### Exercise instructions:
Determine how many lines contain the string "jacket". Respond with that number and nothing more.

### Rows:
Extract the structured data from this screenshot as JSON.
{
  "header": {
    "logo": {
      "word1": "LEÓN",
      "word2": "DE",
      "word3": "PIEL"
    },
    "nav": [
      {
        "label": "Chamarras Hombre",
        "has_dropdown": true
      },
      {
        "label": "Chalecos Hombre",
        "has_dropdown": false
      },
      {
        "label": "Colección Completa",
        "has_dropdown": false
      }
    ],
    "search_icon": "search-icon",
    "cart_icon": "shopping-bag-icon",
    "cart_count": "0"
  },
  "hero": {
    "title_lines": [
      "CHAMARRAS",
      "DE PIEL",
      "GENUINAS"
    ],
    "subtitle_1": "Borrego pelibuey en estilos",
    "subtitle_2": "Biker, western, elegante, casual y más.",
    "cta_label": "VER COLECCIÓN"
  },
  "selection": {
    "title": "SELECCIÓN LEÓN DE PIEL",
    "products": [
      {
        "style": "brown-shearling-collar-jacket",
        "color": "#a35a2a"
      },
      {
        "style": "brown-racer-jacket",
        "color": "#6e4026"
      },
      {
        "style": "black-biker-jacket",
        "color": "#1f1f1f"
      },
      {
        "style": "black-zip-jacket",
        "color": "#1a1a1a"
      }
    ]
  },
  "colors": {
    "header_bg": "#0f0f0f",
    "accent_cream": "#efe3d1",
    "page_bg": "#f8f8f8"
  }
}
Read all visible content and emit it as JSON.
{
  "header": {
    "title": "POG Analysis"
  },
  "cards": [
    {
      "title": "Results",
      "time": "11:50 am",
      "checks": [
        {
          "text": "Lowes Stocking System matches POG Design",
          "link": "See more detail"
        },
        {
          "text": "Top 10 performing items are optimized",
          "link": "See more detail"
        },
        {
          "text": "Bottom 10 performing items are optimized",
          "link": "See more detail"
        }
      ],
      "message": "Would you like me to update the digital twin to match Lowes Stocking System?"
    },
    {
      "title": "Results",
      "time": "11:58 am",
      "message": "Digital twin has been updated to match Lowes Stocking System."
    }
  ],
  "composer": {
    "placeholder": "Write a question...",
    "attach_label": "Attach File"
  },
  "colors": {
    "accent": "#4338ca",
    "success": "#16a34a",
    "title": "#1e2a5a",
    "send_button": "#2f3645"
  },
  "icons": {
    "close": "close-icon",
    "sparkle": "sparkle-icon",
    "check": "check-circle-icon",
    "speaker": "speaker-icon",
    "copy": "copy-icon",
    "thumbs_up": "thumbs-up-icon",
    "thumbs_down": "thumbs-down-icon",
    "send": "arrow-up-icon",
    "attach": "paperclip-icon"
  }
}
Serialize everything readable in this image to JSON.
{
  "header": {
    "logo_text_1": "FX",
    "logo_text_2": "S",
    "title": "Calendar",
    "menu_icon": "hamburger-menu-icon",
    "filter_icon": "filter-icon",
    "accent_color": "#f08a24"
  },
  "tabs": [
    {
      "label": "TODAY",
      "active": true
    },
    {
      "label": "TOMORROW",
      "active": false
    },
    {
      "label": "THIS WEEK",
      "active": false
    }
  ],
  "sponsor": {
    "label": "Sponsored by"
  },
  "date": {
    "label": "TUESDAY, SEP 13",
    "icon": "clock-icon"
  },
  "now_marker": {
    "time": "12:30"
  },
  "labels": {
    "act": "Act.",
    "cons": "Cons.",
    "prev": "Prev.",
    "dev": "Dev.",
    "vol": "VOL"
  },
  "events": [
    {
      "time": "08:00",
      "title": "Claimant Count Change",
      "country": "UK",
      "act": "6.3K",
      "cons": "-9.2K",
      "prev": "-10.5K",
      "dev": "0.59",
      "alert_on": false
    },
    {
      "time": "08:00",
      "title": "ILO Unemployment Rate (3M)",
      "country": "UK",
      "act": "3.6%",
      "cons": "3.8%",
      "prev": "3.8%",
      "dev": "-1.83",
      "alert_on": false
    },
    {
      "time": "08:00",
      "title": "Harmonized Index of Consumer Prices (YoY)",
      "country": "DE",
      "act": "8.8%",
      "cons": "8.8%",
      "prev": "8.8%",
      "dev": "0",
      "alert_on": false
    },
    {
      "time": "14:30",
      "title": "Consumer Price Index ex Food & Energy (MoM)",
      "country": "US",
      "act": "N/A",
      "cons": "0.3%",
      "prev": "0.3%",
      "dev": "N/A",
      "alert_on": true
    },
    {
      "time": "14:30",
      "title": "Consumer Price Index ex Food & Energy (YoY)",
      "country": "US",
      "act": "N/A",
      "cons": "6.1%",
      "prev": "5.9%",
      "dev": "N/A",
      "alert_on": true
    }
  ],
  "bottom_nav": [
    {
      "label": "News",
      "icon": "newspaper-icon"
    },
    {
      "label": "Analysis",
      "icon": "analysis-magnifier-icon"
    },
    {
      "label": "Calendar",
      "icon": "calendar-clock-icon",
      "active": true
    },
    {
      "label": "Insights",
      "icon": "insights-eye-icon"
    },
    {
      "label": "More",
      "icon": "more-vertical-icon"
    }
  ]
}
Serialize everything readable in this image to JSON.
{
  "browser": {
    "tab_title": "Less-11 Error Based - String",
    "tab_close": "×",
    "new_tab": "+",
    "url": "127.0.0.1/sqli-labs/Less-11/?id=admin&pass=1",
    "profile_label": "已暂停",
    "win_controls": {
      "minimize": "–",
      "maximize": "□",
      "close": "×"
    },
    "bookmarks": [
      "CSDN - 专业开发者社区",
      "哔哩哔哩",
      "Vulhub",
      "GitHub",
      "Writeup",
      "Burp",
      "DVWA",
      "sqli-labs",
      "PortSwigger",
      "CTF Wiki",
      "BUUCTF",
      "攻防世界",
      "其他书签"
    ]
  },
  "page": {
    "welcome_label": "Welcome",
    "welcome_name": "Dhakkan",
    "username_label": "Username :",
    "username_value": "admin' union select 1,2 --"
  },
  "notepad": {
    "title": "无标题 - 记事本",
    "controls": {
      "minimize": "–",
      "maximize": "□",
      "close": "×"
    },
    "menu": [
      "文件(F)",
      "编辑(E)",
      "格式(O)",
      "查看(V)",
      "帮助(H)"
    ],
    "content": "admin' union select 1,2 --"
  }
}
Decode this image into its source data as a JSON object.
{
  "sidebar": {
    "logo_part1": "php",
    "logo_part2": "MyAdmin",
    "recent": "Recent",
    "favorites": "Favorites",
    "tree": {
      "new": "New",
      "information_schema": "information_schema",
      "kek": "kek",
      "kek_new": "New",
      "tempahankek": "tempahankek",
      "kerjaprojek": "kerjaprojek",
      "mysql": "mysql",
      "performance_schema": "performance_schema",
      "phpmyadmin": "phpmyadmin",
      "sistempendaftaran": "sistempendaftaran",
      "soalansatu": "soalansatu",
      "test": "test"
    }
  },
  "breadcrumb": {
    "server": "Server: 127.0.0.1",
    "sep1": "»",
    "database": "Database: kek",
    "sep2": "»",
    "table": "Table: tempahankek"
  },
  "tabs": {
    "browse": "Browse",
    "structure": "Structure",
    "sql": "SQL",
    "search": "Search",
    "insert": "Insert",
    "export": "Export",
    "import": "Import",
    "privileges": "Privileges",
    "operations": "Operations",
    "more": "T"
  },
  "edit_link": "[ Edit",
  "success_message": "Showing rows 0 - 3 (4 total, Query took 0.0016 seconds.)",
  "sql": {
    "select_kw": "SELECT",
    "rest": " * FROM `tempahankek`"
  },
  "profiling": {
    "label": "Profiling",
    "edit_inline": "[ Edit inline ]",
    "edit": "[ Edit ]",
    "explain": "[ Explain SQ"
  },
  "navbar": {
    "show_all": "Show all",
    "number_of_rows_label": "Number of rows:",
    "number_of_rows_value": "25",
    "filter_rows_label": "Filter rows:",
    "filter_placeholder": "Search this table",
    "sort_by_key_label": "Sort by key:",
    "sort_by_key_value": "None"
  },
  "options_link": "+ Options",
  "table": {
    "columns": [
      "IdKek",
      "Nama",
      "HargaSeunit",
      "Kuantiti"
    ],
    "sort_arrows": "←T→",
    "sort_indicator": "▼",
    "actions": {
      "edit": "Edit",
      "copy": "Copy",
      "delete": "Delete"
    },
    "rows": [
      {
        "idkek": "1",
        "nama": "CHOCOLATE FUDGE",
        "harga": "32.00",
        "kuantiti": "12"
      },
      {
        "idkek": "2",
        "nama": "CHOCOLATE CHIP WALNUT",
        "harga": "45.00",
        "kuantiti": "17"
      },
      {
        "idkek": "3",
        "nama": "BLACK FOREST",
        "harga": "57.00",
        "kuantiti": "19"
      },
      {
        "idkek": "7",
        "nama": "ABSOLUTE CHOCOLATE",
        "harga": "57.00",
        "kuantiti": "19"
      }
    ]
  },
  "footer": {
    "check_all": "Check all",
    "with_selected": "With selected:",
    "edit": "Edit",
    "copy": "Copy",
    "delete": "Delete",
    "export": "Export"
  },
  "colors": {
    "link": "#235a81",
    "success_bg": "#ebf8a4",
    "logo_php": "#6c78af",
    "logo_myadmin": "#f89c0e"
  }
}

### Reply to the task:
4